* [AIM] Give an exact transcription of every line, dropping the images.

◆ ◆ ◆

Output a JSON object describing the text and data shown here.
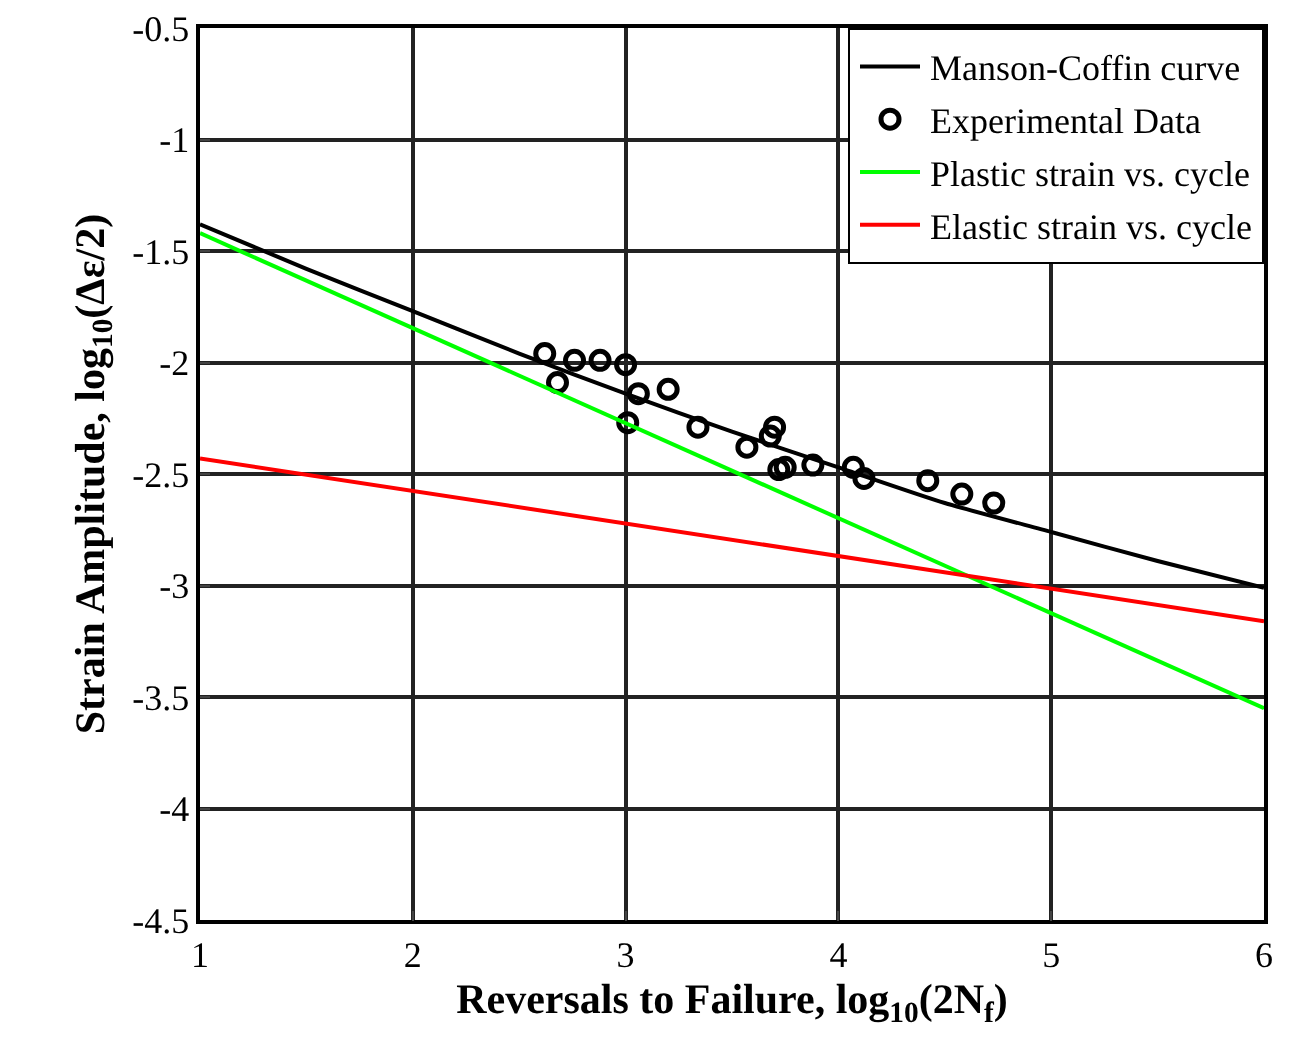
{
  "chart_data": {
    "type": "line",
    "xlabel": "Reversals to Failure, log$_{10}$(2N$_{f}$)",
    "ylabel": "Strain Amplitude, log$_{10}$(Δε/2)",
    "xlim": [
      1,
      6
    ],
    "xticks": [
      1,
      2,
      3,
      4,
      5,
      6
    ],
    "ylim": [
      -4.5,
      -0.5
    ],
    "yticks": [
      -4.5,
      -4,
      -3.5,
      -3,
      -2.5,
      -2,
      -1.5,
      -1,
      -0.5
    ],
    "grid": true,
    "legend": "top right",
    "series": [
      {
        "name": "Manson-Coffin curve",
        "color": "#000000",
        "marker": "none",
        "x": [
          1,
          1.5,
          2,
          2.5,
          3,
          3.5,
          4,
          4.5,
          5,
          5.5,
          6
        ],
        "values": [
          -1.38,
          -1.58,
          -1.77,
          -1.96,
          -2.14,
          -2.31,
          -2.47,
          -2.63,
          -2.76,
          -2.89,
          -3.01
        ]
      },
      {
        "name": "Experimental Data",
        "type": "scatter",
        "color": "#000000",
        "marker": "circle",
        "x": [
          2.62,
          2.68,
          2.76,
          2.88,
          3.0,
          3.01,
          3.06,
          3.2,
          3.34,
          3.57,
          3.68,
          3.7,
          3.72,
          3.75,
          3.88,
          4.07,
          4.12,
          4.42,
          4.58,
          4.73
        ],
        "values": [
          -1.96,
          -2.09,
          -1.99,
          -1.99,
          -2.01,
          -2.27,
          -2.14,
          -2.12,
          -2.29,
          -2.38,
          -2.33,
          -2.29,
          -2.48,
          -2.47,
          -2.46,
          -2.47,
          -2.52,
          -2.53,
          -2.59,
          -2.63
        ]
      },
      {
        "name": "Plastic strain vs. cycle",
        "color": "#00ff00",
        "marker": "none",
        "x": [
          1,
          6
        ],
        "values": [
          -1.42,
          -3.55
        ]
      },
      {
        "name": "Elastic strain vs. cycle",
        "color": "#ff0000",
        "marker": "none",
        "x": [
          1,
          6
        ],
        "values": [
          -2.43,
          -3.16
        ]
      }
    ]
  }
}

◆ ◆ ◆

* [PROBLEM SOLUTION]
Output a JSON object describing the text and data shown here.
{
  "chart_data": {
    "type": "line",
    "xlabel": "Reversals to Failure, log$_{10}$(2N$_{f}$)",
    "ylabel": "Strain Amplitude, log$_{10}$(Δε/2)",
    "xlim": [
      1,
      6
    ],
    "xticks": [
      1,
      2,
      3,
      4,
      5,
      6
    ],
    "ylim": [
      -4.5,
      -0.5
    ],
    "yticks": [
      -4.5,
      -4,
      -3.5,
      -3,
      -2.5,
      -2,
      -1.5,
      -1,
      -0.5
    ],
    "grid": true,
    "legend": "top right",
    "series": [
      {
        "name": "Manson-Coffin curve",
        "color": "#000000",
        "marker": "none",
        "x": [
          1,
          1.5,
          2,
          2.5,
          3,
          3.5,
          4,
          4.5,
          5,
          5.5,
          6
        ],
        "values": [
          -1.38,
          -1.58,
          -1.77,
          -1.96,
          -2.14,
          -2.31,
          -2.47,
          -2.63,
          -2.76,
          -2.89,
          -3.01
        ]
      },
      {
        "name": "Experimental Data",
        "type": "scatter",
        "color": "#000000",
        "marker": "circle",
        "x": [
          2.62,
          2.68,
          2.76,
          2.88,
          3.0,
          3.01,
          3.06,
          3.2,
          3.34,
          3.57,
          3.68,
          3.7,
          3.72,
          3.75,
          3.88,
          4.07,
          4.12,
          4.42,
          4.58,
          4.73
        ],
        "values": [
          -1.96,
          -2.09,
          -1.99,
          -1.99,
          -2.01,
          -2.27,
          -2.14,
          -2.12,
          -2.29,
          -2.38,
          -2.33,
          -2.29,
          -2.48,
          -2.47,
          -2.46,
          -2.47,
          -2.52,
          -2.53,
          -2.59,
          -2.63
        ]
      },
      {
        "name": "Plastic strain vs. cycle",
        "color": "#00ff00",
        "marker": "none",
        "x": [
          1,
          6
        ],
        "values": [
          -1.42,
          -3.55
        ]
      },
      {
        "name": "Elastic strain vs. cycle",
        "color": "#ff0000",
        "marker": "none",
        "x": [
          1,
          6
        ],
        "values": [
          -2.43,
          -3.16
        ]
      }
    ]
  }
}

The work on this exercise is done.